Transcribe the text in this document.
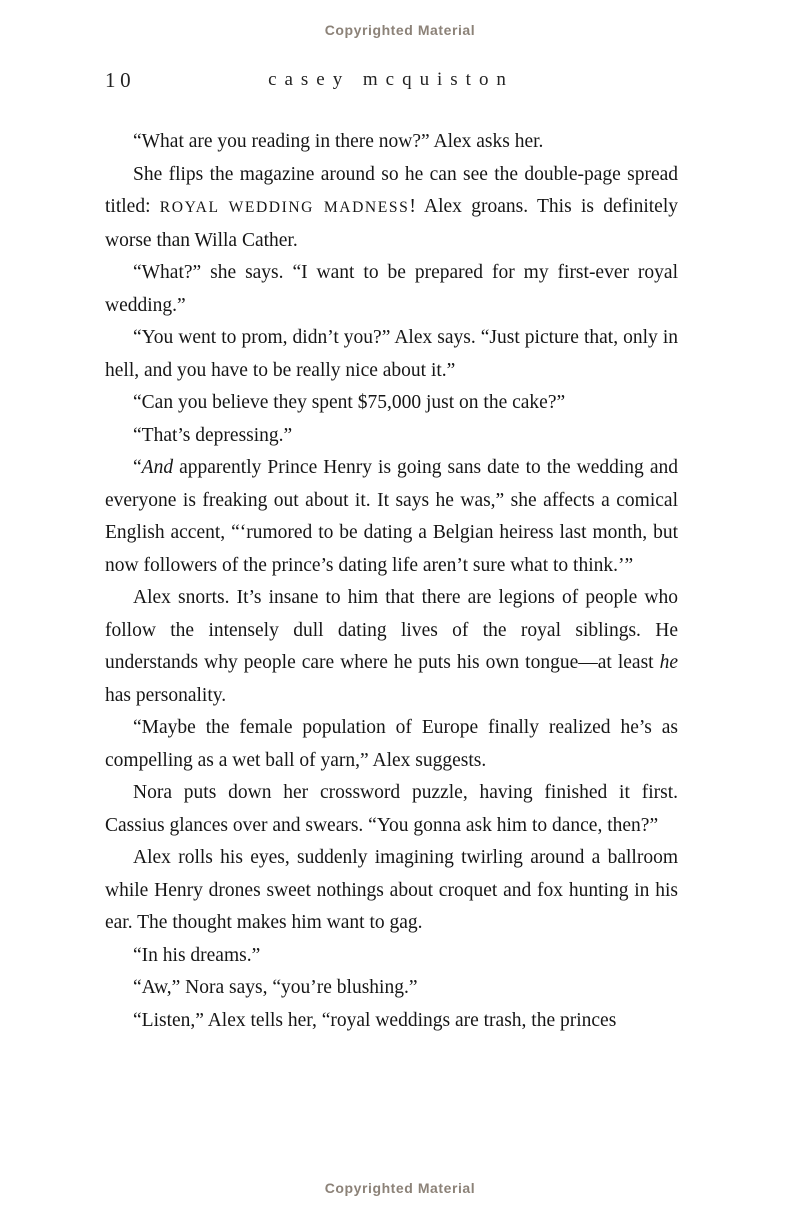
Copyrighted Material
10	casey mcquiston

“What are you reading in there now?” Alex asks her.

She flips the magazine around so he can see the double-page spread titled: ROYAL WEDDING MADNESS! Alex groans. This is definitely worse than Willa Cather.

“What?” she says. “I want to be prepared for my first-ever royal wedding.”

“You went to prom, didn’t you?” Alex says. “Just picture that, only in hell, and you have to be really nice about it.”

“Can you believe they spent $75,000 just on the cake?”

“That’s depressing.”

“And apparently Prince Henry is going sans date to the wedding and everyone is freaking out about it. It says he was,” she affects a comical English accent, “‘rumored to be dating a Belgian heiress last month, but now followers of the prince’s dating life aren’t sure what to think.’”

Alex snorts. It’s insane to him that there are legions of people who follow the intensely dull dating lives of the royal siblings. He understands why people care where he puts his own tongue—at least he has personality.

“Maybe the female population of Europe finally realized he’s as compelling as a wet ball of yarn,” Alex suggests.

Nora puts down her crossword puzzle, having finished it first. Cassius glances over and swears. “You gonna ask him to dance, then?”

Alex rolls his eyes, suddenly imagining twirling around a ballroom while Henry drones sweet nothings about croquet and fox hunting in his ear. The thought makes him want to gag.

“In his dreams.”

“Aw,” Nora says, “you’re blushing.”

“Listen,” Alex tells her, “royal weddings are trash, the princes

Copyrighted Material
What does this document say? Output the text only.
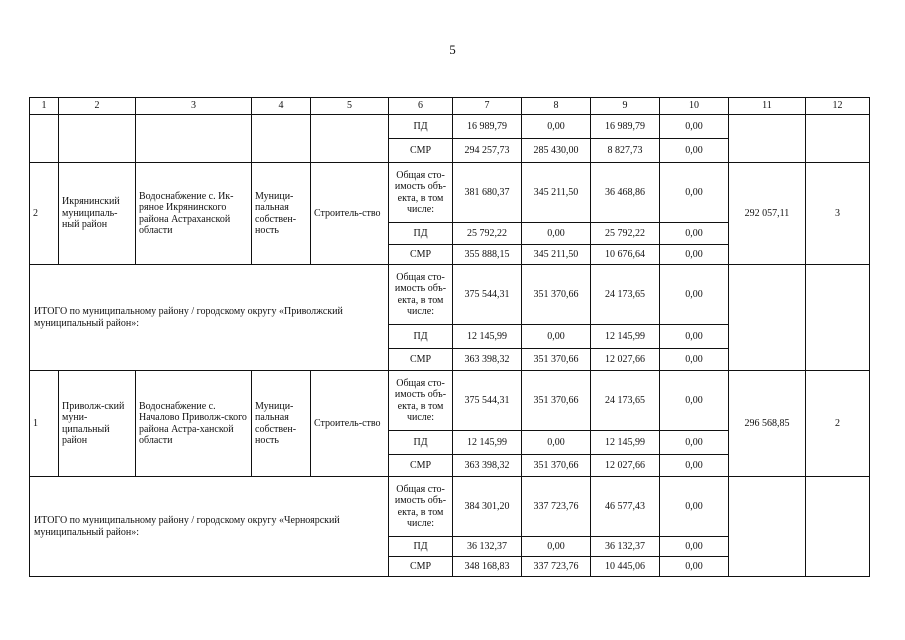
5
1	2	3	4	5	6	7	8	9	10	11	12
					ПД	16 989,79	0,00	16 989,79	0,00		
					СМР	294 257,73	285 430,00	8 827,73	0,00		
2	Икрянинский муниципаль-ный район	Водоснабжение с. Ик-ряное Икрянинского района Астраханской области	Муници-пальная собствен-ность	Строитель-ство	Общая сто-имость объ-екта, в том числе:	381 680,37	345 211,50	36 468,86	0,00	292 057,11	3
					ПД	25 792,22	0,00	25 792,22	0,00		
					СМР	355 888,15	345 211,50	10 676,64	0,00		
ИТОГО по муниципальному району / городскому округу «Приволжский муниципальный район»:					Общая сто-имость объ-екта, в том числе:	375 544,31	351 370,66	24 173,65	0,00		
					ПД	12 145,99	0,00	12 145,99	0,00		
					СМР	363 398,32	351 370,66	12 027,66	0,00		
1	Приволж-ский муни-ципальный район	Водоснабжение с. Началово Приволж-ского района Астра-ханской области	Муници-пальная собствен-ность	Строитель-ство	Общая сто-имость объ-екта, в том числе:	375 544,31	351 370,66	24 173,65	0,00	296 568,85	2
					ПД	12 145,99	0,00	12 145,99	0,00		
					СМР	363 398,32	351 370,66	12 027,66	0,00		
ИТОГО по муниципальному району / городскому округу «Черноярский муниципальный район»:					Общая сто-имость объ-екта, в том числе:	384 301,20	337 723,76	46 577,43	0,00		
					ПД	36 132,37	0,00	36 132,37	0,00		
					СМР	348 168,83	337 723,76	10 445,06	0,00		
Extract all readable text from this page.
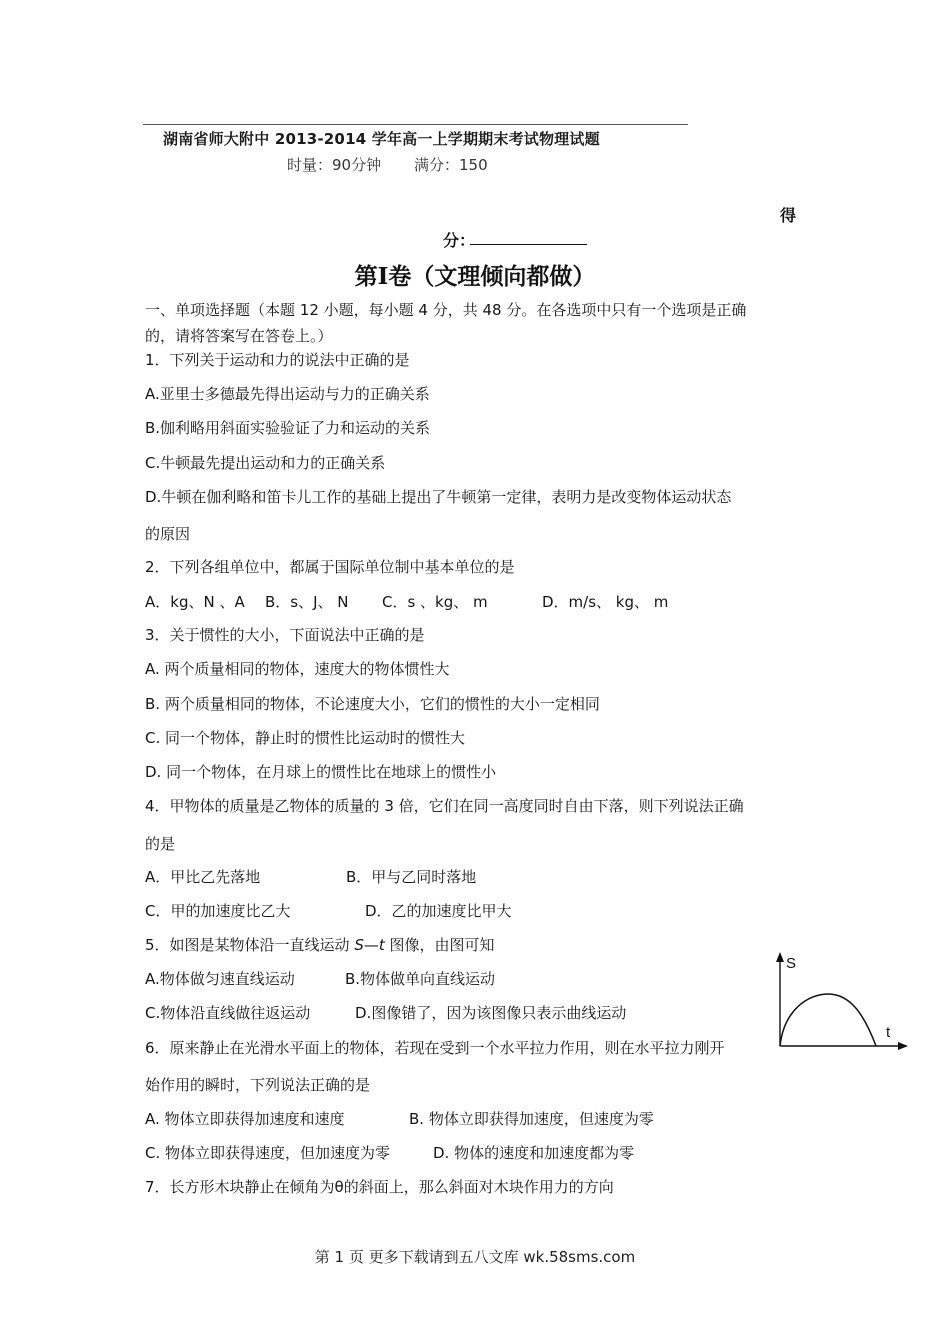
湖南省师大附中 2013-2014 学年高一上学期期末考试物理试题
时量：90分钟 满分：150
得
分：
第Ⅰ卷（文理倾向都做）
一、单项选择题（本题 12 小题，每小题 4 分，共 48 分。在各选项中只有一个选项是正确
的，请将答案写在答卷上。）
1．下列关于运动和力的说法中正确的是
A.亚里士多德最先得出运动与力的正确关系
B.伽利略用斜面实验验证了力和运动的关系
C.牛顿最先提出运动和力的正确关系
D.牛顿在伽利略和笛卡儿工作的基础上提出了牛顿第一定律，表明力是改变物体运动状态
的原因
2．下列各组单位中，都属于国际单位制中基本单位的是
A．kg、N 、A B．s、J、 N C．s 、kg、 m	D．m/s、 kg、 m
3．关于惯性的大小，下面说法中正确的是
A. 两个质量相同的物体，速度大的物体惯性大
B. 两个质量相同的物体，不论速度大小，它们的惯性的大小一定相同
C. 同一个物体，静止时的惯性比运动时的惯性大
D. 同一个物体，在月球上的惯性比在地球上的惯性小
4．甲物体的质量是乙物体的质量的 3 倍，它们在同一高度同时自由下落，则下列说法正确
的是
A．甲比乙先落地	B．甲与乙同时落地
C．甲的加速度比乙大	D．乙的加速度比甲大
5．如图是某物体沿一直线运动 S—t 图像，由图可知
A.物体做匀速直线运动	B.物体做单向直线运动
C.物体沿直线做往返运动	D.图像错了，因为该图像只表示曲线运动
S
t
6．原来静止在光滑水平面上的物体，若现在受到一个水平拉力作用，则在水平拉力刚开
始作用的瞬时，下列说法正确的是
A. 物体立即获得加速度和速度	B. 物体立即获得加速度，但速度为零
C. 物体立即获得速度，但加速度为零	D. 物体的速度和加速度都为零
7．长方形木块静止在倾角为θ的斜面上，那么斜面对木块作用力的方向
第 1 页 更多下载请到五八文库 wk.58sms.com
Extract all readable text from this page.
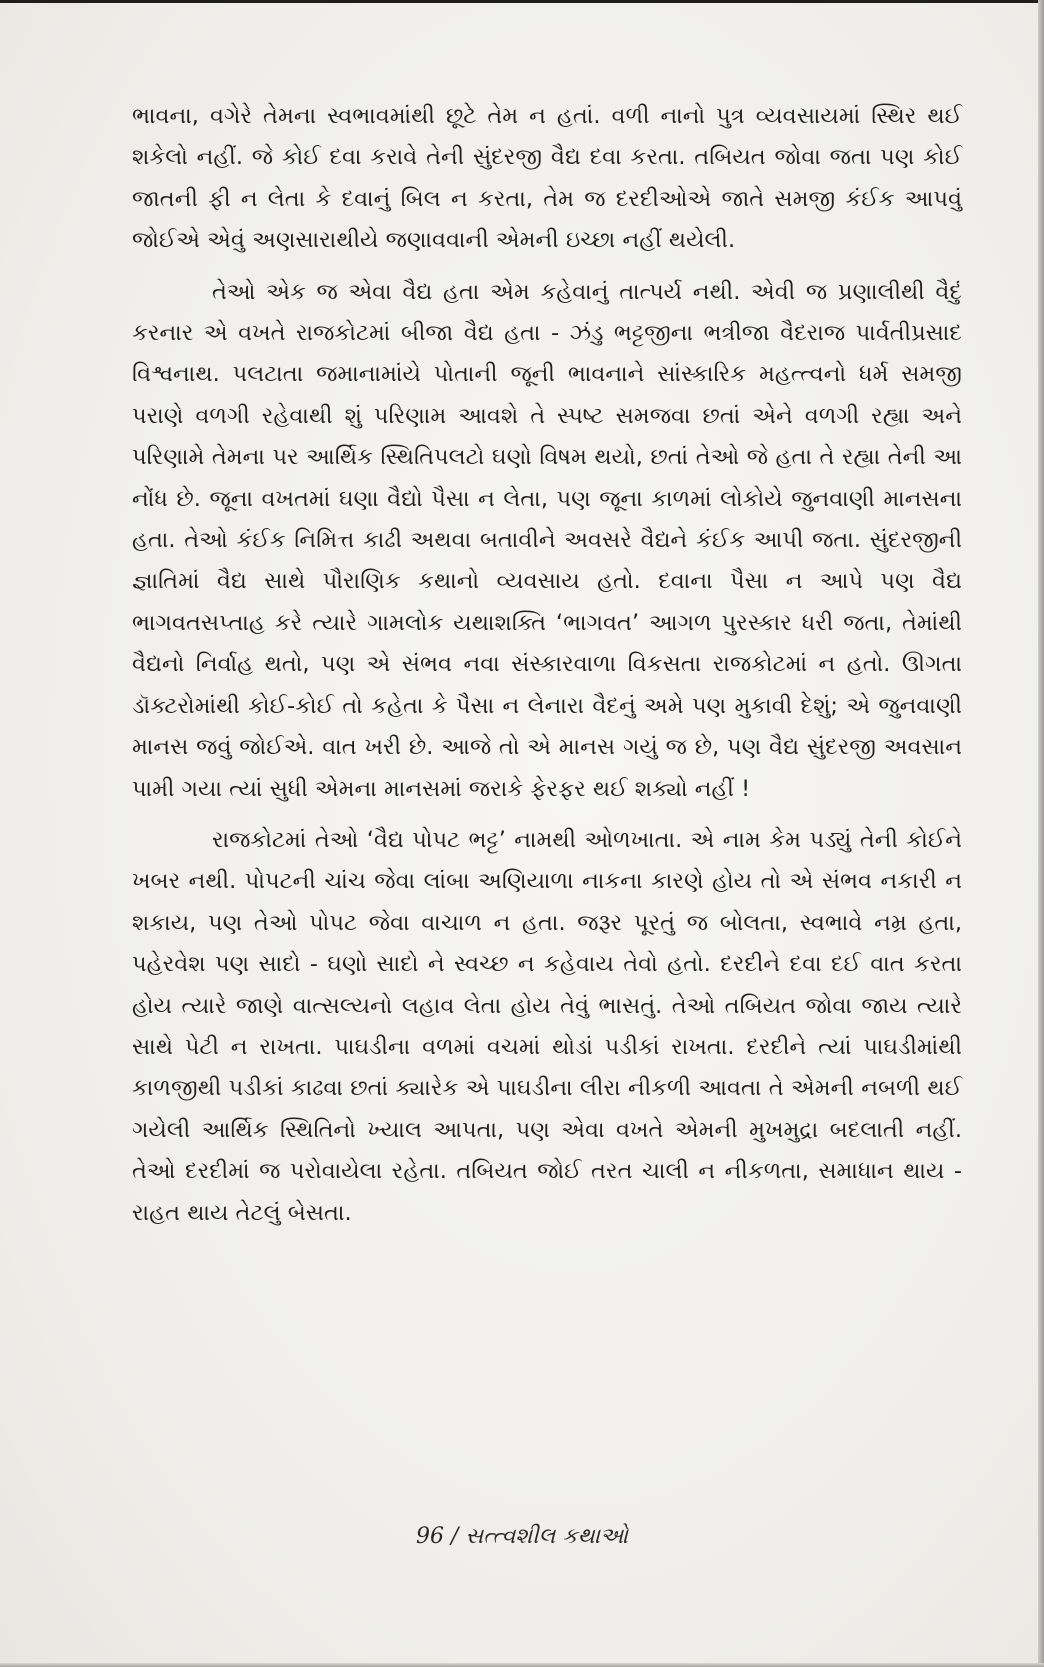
ભાવના, વગેરે તેમના સ્વભાવમાંથી છૂટે તેમ ન હતાં. વળી નાનો પુત્ર વ્યવસાયમાં સ્થિર થઈ શકેલો નહીં. જે કોઈ દવા કરાવે તેની સુંદરજી વૈદ્ય દવા કરતા. તબિયત જોવા જતા પણ કોઈ જાતની ફી ન લેતા કે દવાનું બિલ ન કરતા, તેમ જ દરદીઓએ જાતે સમજી કંઈક આપવું જોઈએ એવું અણસારાથીયે જણાવવાની એમની ઇચ્છા નહીં થયેલી.

તેઓ એક જ એવા વૈદ્ય હતા એમ કહેવાનું તાત્પર્ય નથી. એવી જ પ્રણાલીથી વૈદું કરનાર એ વખતે રાજકોટમાં બીજા વૈદ્ય હતા - ઝંડુ ભટ્ટજીના ભત્રીજા વૈદરાજ પાર્વતીપ્રસાદ વિશ્વનાથ. પલટાતા જમાનામાંયે પોતાની જૂની ભાવનાને સાંસ્કારિક મહત્ત્વનો ધર્મ સમજી પરાણે વળગી રહેવાથી શું પરિણામ આવશે તે સ્પષ્ટ સમજવા છતાં એને વળગી રહ્યા અને પરિણામે તેમના પર આર્થિક સ્થિતિપલટો ઘણો વિષમ થયો, છતાં તેઓ જે હતા તે રહ્યા તેની આ નોંધ છે. જૂના વખતમાં ઘણા વૈદ્યો પૈસા ન લેતા, પણ જૂના કાળમાં લોકોયે જુનવાણી માનસના હતા. તેઓ કંઈક નિમિત્ત કાઢી અથવા બતાવીને અવસરે વૈદ્યને કંઈક આપી જતા. સુંદરજીની જ્ઞાતિમાં વૈદ્ય સાથે પૌરાણિક કથાનો વ્યવસાય હતો. દવાના પૈસા ન આપે પણ વૈદ્ય ભાગવતસપ્તાહ કરે ત્યારે ગામલોક યથાશક્તિ ‘ભાગવત’ આગળ પુરસ્કાર ધરી જતા, તેમાંથી વૈદ્યનો નિર્વાહ થતો, પણ એ સંભવ નવા સંસ્કારવાળા વિકસતા રાજકોટમાં ન હતો. ઊગતા ડૉક્ટરોમાંથી કોઈ-કોઈ તો કહેતા કે પૈસા ન લેનારા વૈદનું અમે પણ મુકાવી દેશું; એ જુનવાણી માનસ જવું જોઈએ. વાત ખરી છે. આજે તો એ માનસ ગયું જ છે, પણ વૈદ્ય સુંદરજી અવસાન પામી ગયા ત્યાં સુધી એમના માનસમાં જરાકે ફેરફર થઈ શક્યો નહીં !

રાજકોટમાં તેઓ ‘વૈદ્ય પોપટ ભટ્ટ’ નામથી ઓળખાતા. એ નામ કેમ પડ્યું તેની કોઈને ખબર નથી. પોપટની ચાંચ જેવા લાંબા અણિયાળા નાકના કારણે હોય તો એ સંભવ નકારી ન શકાય, પણ તેઓ પોપટ જેવા વાચાળ ન હતા. જરૂર પૂરતું જ બોલતા, સ્વભાવે નમ્ર હતા, પહેરવેશ પણ સાદો - ઘણો સાદો ને સ્વચ્છ ન કહેવાય તેવો હતો. દરદીને દવા દઈ વાત કરતા હોય ત્યારે જાણે વાત્સલ્યનો લહાવ લેતા હોય તેવું ભાસતું. તેઓ તબિયત જોવા જાય ત્યારે સાથે પેટી ન રાખતા. પાઘડીના વળમાં વચમાં થોડાં પડીકાં રાખતા. દરદીને ત્યાં પાઘડીમાંથી કાળજીથી પડીકાં કાઢવા છતાં ક્યારેક એ પાઘડીના લીરા નીકળી આવતા તે એમની નબળી થઈ ગયેલી આર્થિક સ્થિતિનો ખ્યાલ આપતા, પણ એવા વખતે એમની મુખમુદ્રા બદલાતી નહીં. તેઓ દરદીમાં જ પરોવાયેલા રહેતા. તબિયત જોઈ તરત ચાલી ન નીકળતા, સમાધાન થાય - રાહત થાય તેટલું બેસતા.

96 / સત્ત્વશીલ કથાઓ
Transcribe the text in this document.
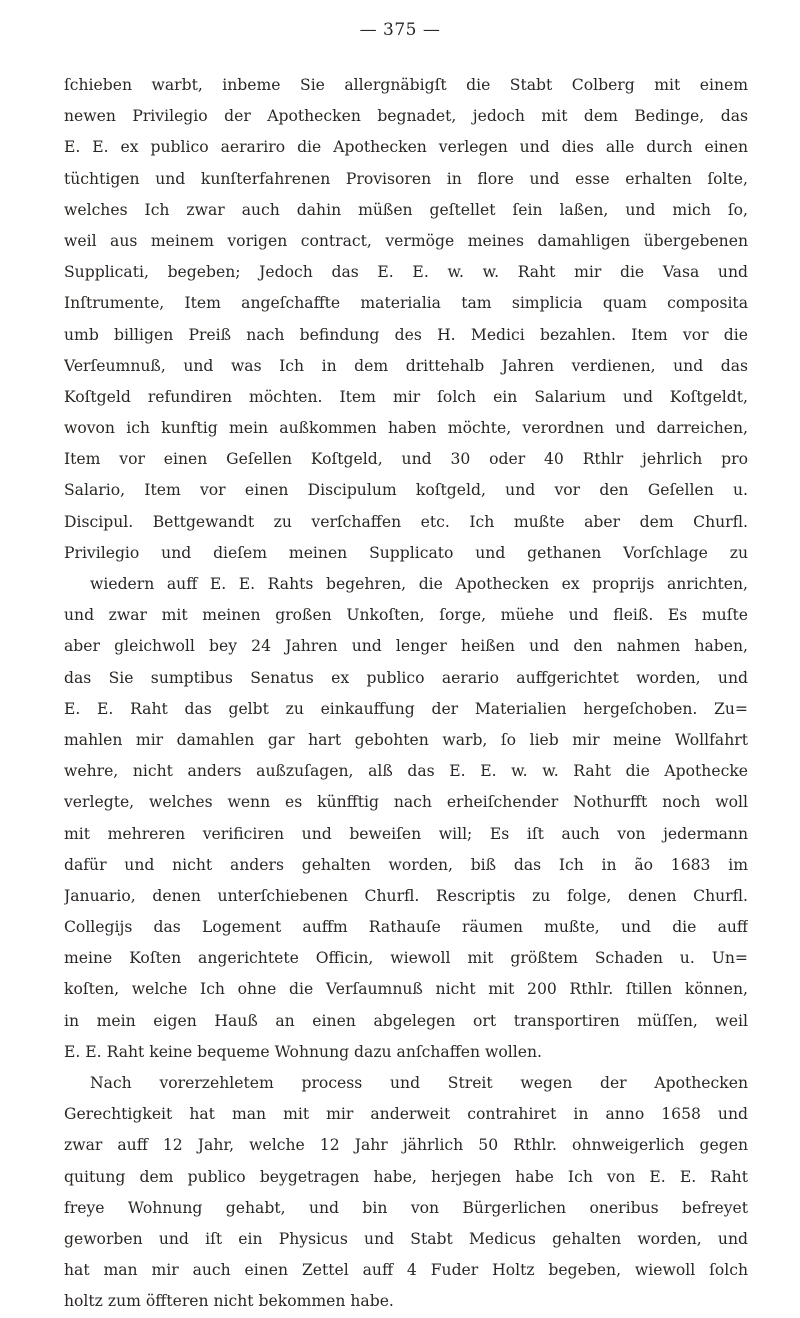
— 375 —
ſchieben warbt, inbeme Sie allergnäbigſt die Stabt Colberg mit einem
newen Privilegio der Apothecken begnadet, jedoch mit dem Bedinge, das
E. E. ex publico aerariro die Apothecken verlegen und dies alle durch einen
tüchtigen und kunſterfahrenen Provisoren in flore und esse erhalten ſolte,
welches Ich zwar auch dahin müßen geſtellet ſein laßen, und mich ſo,
weil aus meinem vorigen contract, vermöge meines damahligen übergebenen
Supplicati, begeben; Jedoch das E. E. w. w. Raht mir die Vasa und
Inſtrumente, Item angeſchaffte materialia tam simplicia quam composita
umb billigen Preiß nach befindung des H. Medici bezahlen. Item vor die
Verſeumnuß, und was Ich in dem drittehalb Jahren verdienen, und das
Koſtgeld refundiren möchten. Item mir ſolch ein Salarium und Koſtgeldt,
wovon ich kunftig mein außkommen haben möchte, verordnen und darreichen,
Item vor einen Geſellen Koſtgeld, und 30 oder 40 Rthlr jehrlich pro
Salario, Item vor einen Discipulum koſtgeld, und vor den Geſellen u.
Discipul. Bettgewandt zu verſchaffen etc. Ich mußte aber dem Churfl.
Privilegio und dieſem meinen Supplicato und gethanen Vorſchlage zu
wiedern auff E. E. Rahts begehren, die Apothecken ex proprijs anrichten,
und zwar mit meinen großen Unkoſten, ſorge, müehe und fleiß. Es muſte
aber gleichwoll bey 24 Jahren und lenger heißen und den nahmen haben,
das Sie sumptibus Senatus ex publico aerario auffgerichtet worden, und
E. E. Raht das gelbt zu einkauffung der Materialien hergeſchoben. Zu=
mahlen mir damahlen gar hart gebohten warb, ſo lieb mir meine Wollfahrt
wehre, nicht anders außzuſagen, alß das E. E. w. w. Raht die Apothecke
verlegte, welches wenn es künfftig nach erheiſchender Nothurfft noch woll
mit mehreren verificiren und beweiſen will; Es iſt auch von jedermann
dafür und nicht anders gehalten worden, biß das Ich in ão 1683 im
Januario, denen unterſchiebenen Churfl. Rescriptis zu folge, denen Churfl.
Collegijs das Logement auffm Rathauſe räumen mußte, und die auff
meine Koſten angerichtete Officin, wiewoll mit größtem Schaden u. Un=
koſten, welche Ich ohne die Verſaumnuß nicht mit 200 Rthlr. ſtillen können,
in mein eigen Hauß an einen abgelegen ort transportiren müſſen, weil
E. E. Raht keine bequeme Wohnung dazu anſchaffen wollen.
Nach vorerzehletem process und Streit wegen der Apothecken
Gerechtigkeit hat man mit mir anderweit contrahiret in anno 1658 und
zwar auff 12 Jahr, welche 12 Jahr jährlich 50 Rthlr. ohnweigerlich gegen
quitung dem publico beygetragen habe, herjegen habe Ich von E. E. Raht
freye Wohnung gehabt, und bin von Bürgerlichen oneribus befreyet
geworben und iſt ein Physicus und Stabt Medicus gehalten worden, und
hat man mir auch einen Zettel auff 4 Fuder Holtz begeben, wiewoll ſolch
holtz zum öffteren nicht bekommen habe.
·····
Extract every line containing the string "екта" from the data above.

OUTPUT BELOW:
2	Икрянинский муниципаль-ный район	Водоснабжение с. Ик-ряное Икрянинского района Астраханской области	Муници-пальная собствен-ность	Строитель-ство	Общая сто-имость объ-екта, в том числе:	381 680,37	345 211,50	36 468,86	0,00	292 057,11	3
ИТОГО по муниципальному району / городскому округу «Приволжский муниципальный район»:					Общая сто-имость объ-екта, в том числе:	375 544,31	351 370,66	24 173,65	0,00		
1	Приволж-ский муни-ципальный район	Водоснабжение с. Началово Приволж-ского района Астра-ханской области	Муници-пальная собствен-ность	Строитель-ство	Общая сто-имость объ-екта, в том числе:	375 544,31	351 370,66	24 173,65	0,00	296 568,85	2
ИТОГО по муниципальному району / городскому округу «Черноярский муниципальный район»:					Общая сто-имость объ-екта, в том числе:	384 301,20	337 723,76	46 577,43	0,00		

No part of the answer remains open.